### Data to process

::::::

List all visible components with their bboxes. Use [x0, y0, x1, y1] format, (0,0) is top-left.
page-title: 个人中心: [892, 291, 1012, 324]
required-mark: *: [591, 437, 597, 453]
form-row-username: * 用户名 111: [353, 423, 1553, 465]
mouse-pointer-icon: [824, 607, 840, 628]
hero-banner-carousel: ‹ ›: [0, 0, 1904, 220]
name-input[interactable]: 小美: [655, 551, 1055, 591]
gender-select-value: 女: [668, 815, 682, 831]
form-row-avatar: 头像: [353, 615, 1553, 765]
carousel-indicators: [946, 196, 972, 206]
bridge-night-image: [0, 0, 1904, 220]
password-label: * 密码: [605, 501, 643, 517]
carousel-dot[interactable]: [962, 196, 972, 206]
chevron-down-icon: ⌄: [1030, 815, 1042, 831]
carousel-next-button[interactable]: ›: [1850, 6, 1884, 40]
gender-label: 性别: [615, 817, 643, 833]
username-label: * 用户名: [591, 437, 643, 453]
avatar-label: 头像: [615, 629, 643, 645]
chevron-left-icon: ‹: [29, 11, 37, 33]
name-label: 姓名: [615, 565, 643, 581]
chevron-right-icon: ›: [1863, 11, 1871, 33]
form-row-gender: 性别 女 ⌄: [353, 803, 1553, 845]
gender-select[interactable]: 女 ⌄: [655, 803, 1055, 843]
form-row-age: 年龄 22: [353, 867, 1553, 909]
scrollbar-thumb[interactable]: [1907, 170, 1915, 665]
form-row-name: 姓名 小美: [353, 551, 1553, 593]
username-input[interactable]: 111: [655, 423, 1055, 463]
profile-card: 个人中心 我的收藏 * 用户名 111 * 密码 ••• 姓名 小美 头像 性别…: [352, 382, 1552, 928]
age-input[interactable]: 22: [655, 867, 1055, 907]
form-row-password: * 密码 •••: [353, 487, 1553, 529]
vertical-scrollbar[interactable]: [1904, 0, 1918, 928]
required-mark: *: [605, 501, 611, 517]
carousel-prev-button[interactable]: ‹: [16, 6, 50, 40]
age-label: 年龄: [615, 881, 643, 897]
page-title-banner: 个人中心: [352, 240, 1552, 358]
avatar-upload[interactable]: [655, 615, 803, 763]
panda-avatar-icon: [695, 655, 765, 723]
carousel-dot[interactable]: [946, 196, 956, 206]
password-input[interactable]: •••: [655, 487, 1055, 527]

::::::

### Objective
Copy out the data above line for line, without changing anything.

### Task response
List all visible components with their bboxes. Use [x0, y0, x1, y1] format, (0,0) is top-left.
page-title: 个人中心: [892, 291, 1012, 324]
required-mark: *: [591, 437, 597, 453]
form-row-username: * 用户名 111: [353, 423, 1553, 465]
mouse-pointer-icon: [824, 607, 840, 628]
hero-banner-carousel: ‹ ›: [0, 0, 1904, 220]
name-input[interactable]: 小美: [655, 551, 1055, 591]
gender-select-value: 女: [668, 815, 682, 831]
form-row-avatar: 头像: [353, 615, 1553, 765]
carousel-indicators: [946, 196, 972, 206]
bridge-night-image: [0, 0, 1904, 220]
password-label: * 密码: [605, 501, 643, 517]
carousel-dot[interactable]: [962, 196, 972, 206]
chevron-down-icon: ⌄: [1030, 815, 1042, 831]
carousel-next-button[interactable]: ›: [1850, 6, 1884, 40]
gender-label: 性别: [615, 817, 643, 833]
username-label: * 用户名: [591, 437, 643, 453]
avatar-label: 头像: [615, 629, 643, 645]
chevron-left-icon: ‹: [29, 11, 37, 33]
name-label: 姓名: [615, 565, 643, 581]
chevron-right-icon: ›: [1863, 11, 1871, 33]
form-row-gender: 性别 女 ⌄: [353, 803, 1553, 845]
gender-select[interactable]: 女 ⌄: [655, 803, 1055, 843]
form-row-age: 年龄 22: [353, 867, 1553, 909]
scrollbar-thumb[interactable]: [1907, 170, 1915, 665]
form-row-name: 姓名 小美: [353, 551, 1553, 593]
username-input[interactable]: 111: [655, 423, 1055, 463]
profile-card: 个人中心 我的收藏 * 用户名 111 * 密码 ••• 姓名 小美 头像 性别…: [352, 382, 1552, 928]
age-input[interactable]: 22: [655, 867, 1055, 907]
form-row-password: * 密码 •••: [353, 487, 1553, 529]
vertical-scrollbar[interactable]: [1904, 0, 1918, 928]
required-mark: *: [605, 501, 611, 517]
carousel-prev-button[interactable]: ‹: [16, 6, 50, 40]
age-label: 年龄: [615, 881, 643, 897]
page-title-banner: 个人中心: [352, 240, 1552, 358]
avatar-upload[interactable]: [655, 615, 803, 763]
panda-avatar-icon: [695, 655, 765, 723]
carousel-dot[interactable]: [946, 196, 956, 206]
password-input[interactable]: •••: [655, 487, 1055, 527]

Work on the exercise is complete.